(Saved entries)
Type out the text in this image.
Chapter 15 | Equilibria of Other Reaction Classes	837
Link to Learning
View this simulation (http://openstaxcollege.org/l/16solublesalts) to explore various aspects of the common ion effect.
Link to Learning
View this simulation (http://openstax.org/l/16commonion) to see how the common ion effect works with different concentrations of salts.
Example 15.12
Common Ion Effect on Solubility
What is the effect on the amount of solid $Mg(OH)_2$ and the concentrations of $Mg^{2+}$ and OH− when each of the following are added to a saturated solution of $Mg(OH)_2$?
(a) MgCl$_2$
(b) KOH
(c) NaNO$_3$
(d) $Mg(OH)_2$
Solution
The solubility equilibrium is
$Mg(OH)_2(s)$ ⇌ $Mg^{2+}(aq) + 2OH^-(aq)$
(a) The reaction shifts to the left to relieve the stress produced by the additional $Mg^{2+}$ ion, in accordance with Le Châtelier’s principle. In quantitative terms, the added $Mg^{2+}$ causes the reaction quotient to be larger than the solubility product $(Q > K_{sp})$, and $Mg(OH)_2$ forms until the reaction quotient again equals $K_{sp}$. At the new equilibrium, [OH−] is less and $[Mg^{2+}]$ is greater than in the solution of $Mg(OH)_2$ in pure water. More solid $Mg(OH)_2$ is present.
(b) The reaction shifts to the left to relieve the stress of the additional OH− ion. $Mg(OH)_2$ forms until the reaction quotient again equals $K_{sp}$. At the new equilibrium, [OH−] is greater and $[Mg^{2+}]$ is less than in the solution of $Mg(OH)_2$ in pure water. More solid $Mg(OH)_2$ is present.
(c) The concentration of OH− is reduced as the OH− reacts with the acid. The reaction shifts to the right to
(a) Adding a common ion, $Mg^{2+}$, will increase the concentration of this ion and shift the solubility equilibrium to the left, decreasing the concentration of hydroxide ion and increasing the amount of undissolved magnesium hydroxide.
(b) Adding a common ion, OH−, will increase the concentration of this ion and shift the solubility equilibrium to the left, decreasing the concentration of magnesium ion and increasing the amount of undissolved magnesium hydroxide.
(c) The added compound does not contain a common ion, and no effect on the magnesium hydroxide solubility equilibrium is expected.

_WHAT YOU WILL DO:_
Pull out every line above that holds the word "concentrations".

_TASK RESULT:_
View this simulation (http://openstax.org/l/16commonion) to see how the common ion effect works with different concentrations of salts.
What is the effect on the amount of solid $Mg(OH)_2$ and the concentrations of $Mg^{2+}$ and OH− when each of the following are added to a saturated solution of $Mg(OH)_2$?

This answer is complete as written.